◆ PROBLEM: Return each line of the records with nothing changed, pictures excepted.

◆ EXCERPTED RECORDS:
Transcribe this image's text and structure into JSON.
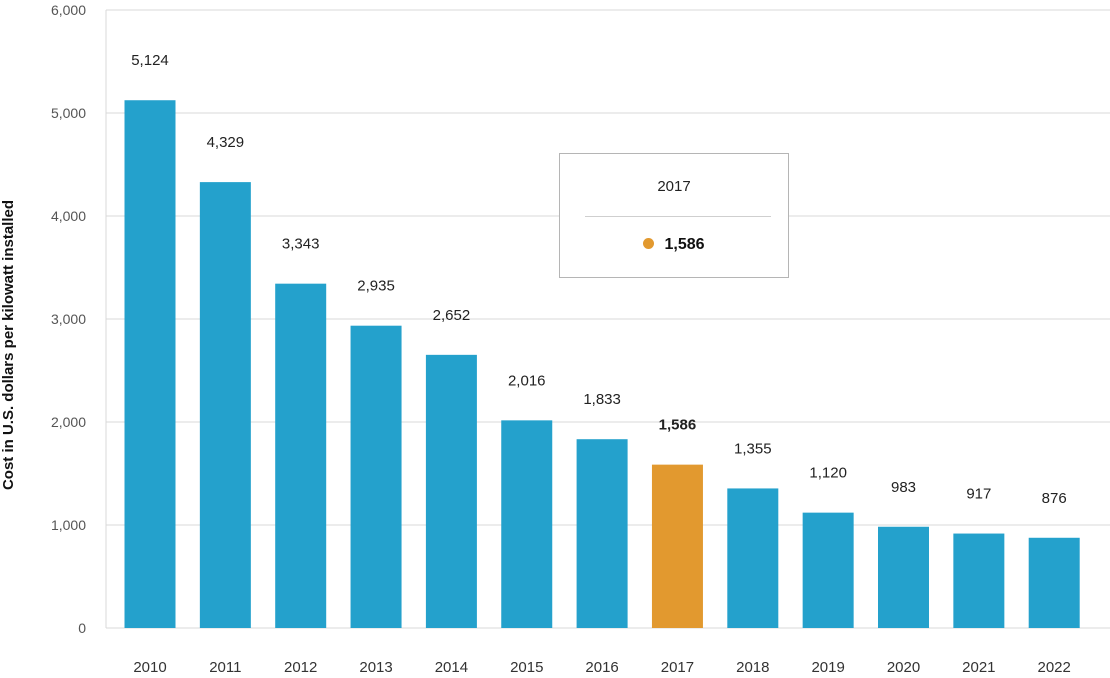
{
  "chart_data": {
    "type": "bar",
    "ylabel": "Cost in U.S. dollars per kilowatt installed",
    "xlabel": "",
    "ylim": [
      0,
      6000
    ],
    "yticks": [
      0,
      1000,
      2000,
      3000,
      4000,
      5000,
      6000
    ],
    "ytick_labels": [
      "0",
      "1,000",
      "2,000",
      "3,000",
      "4,000",
      "5,000",
      "6,000"
    ],
    "grid": true,
    "categories": [
      "2010",
      "2011",
      "2012",
      "2013",
      "2014",
      "2015",
      "2016",
      "2017",
      "2018",
      "2019",
      "2020",
      "2021",
      "2022"
    ],
    "values": [
      5124,
      4329,
      3343,
      2935,
      2652,
      2016,
      1833,
      1586,
      1355,
      1120,
      983,
      917,
      876
    ],
    "value_labels": [
      "5,124",
      "4,329",
      "3,343",
      "2,935",
      "2,652",
      "2,016",
      "1,833",
      "1,586",
      "1,355",
      "1,120",
      "983",
      "917",
      "876"
    ],
    "highlighted_index": 7,
    "colors": {
      "bar": "#24a1cc",
      "highlight": "#e2992f",
      "grid": "#d9d9d9"
    }
  },
  "tooltip": {
    "year": "2017",
    "value": "1,586",
    "dot_color": "#e2992f"
  }
}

◆ EXERCISE RESPONSE:
Transcribe this image's text and structure into JSON.
{
  "chart_data": {
    "type": "bar",
    "ylabel": "Cost in U.S. dollars per kilowatt installed",
    "xlabel": "",
    "ylim": [
      0,
      6000
    ],
    "yticks": [
      0,
      1000,
      2000,
      3000,
      4000,
      5000,
      6000
    ],
    "ytick_labels": [
      "0",
      "1,000",
      "2,000",
      "3,000",
      "4,000",
      "5,000",
      "6,000"
    ],
    "grid": true,
    "categories": [
      "2010",
      "2011",
      "2012",
      "2013",
      "2014",
      "2015",
      "2016",
      "2017",
      "2018",
      "2019",
      "2020",
      "2021",
      "2022"
    ],
    "values": [
      5124,
      4329,
      3343,
      2935,
      2652,
      2016,
      1833,
      1586,
      1355,
      1120,
      983,
      917,
      876
    ],
    "value_labels": [
      "5,124",
      "4,329",
      "3,343",
      "2,935",
      "2,652",
      "2,016",
      "1,833",
      "1,586",
      "1,355",
      "1,120",
      "983",
      "917",
      "876"
    ],
    "highlighted_index": 7,
    "colors": {
      "bar": "#24a1cc",
      "highlight": "#e2992f",
      "grid": "#d9d9d9"
    }
  },
  "tooltip": {
    "year": "2017",
    "value": "1,586",
    "dot_color": "#e2992f"
  }
}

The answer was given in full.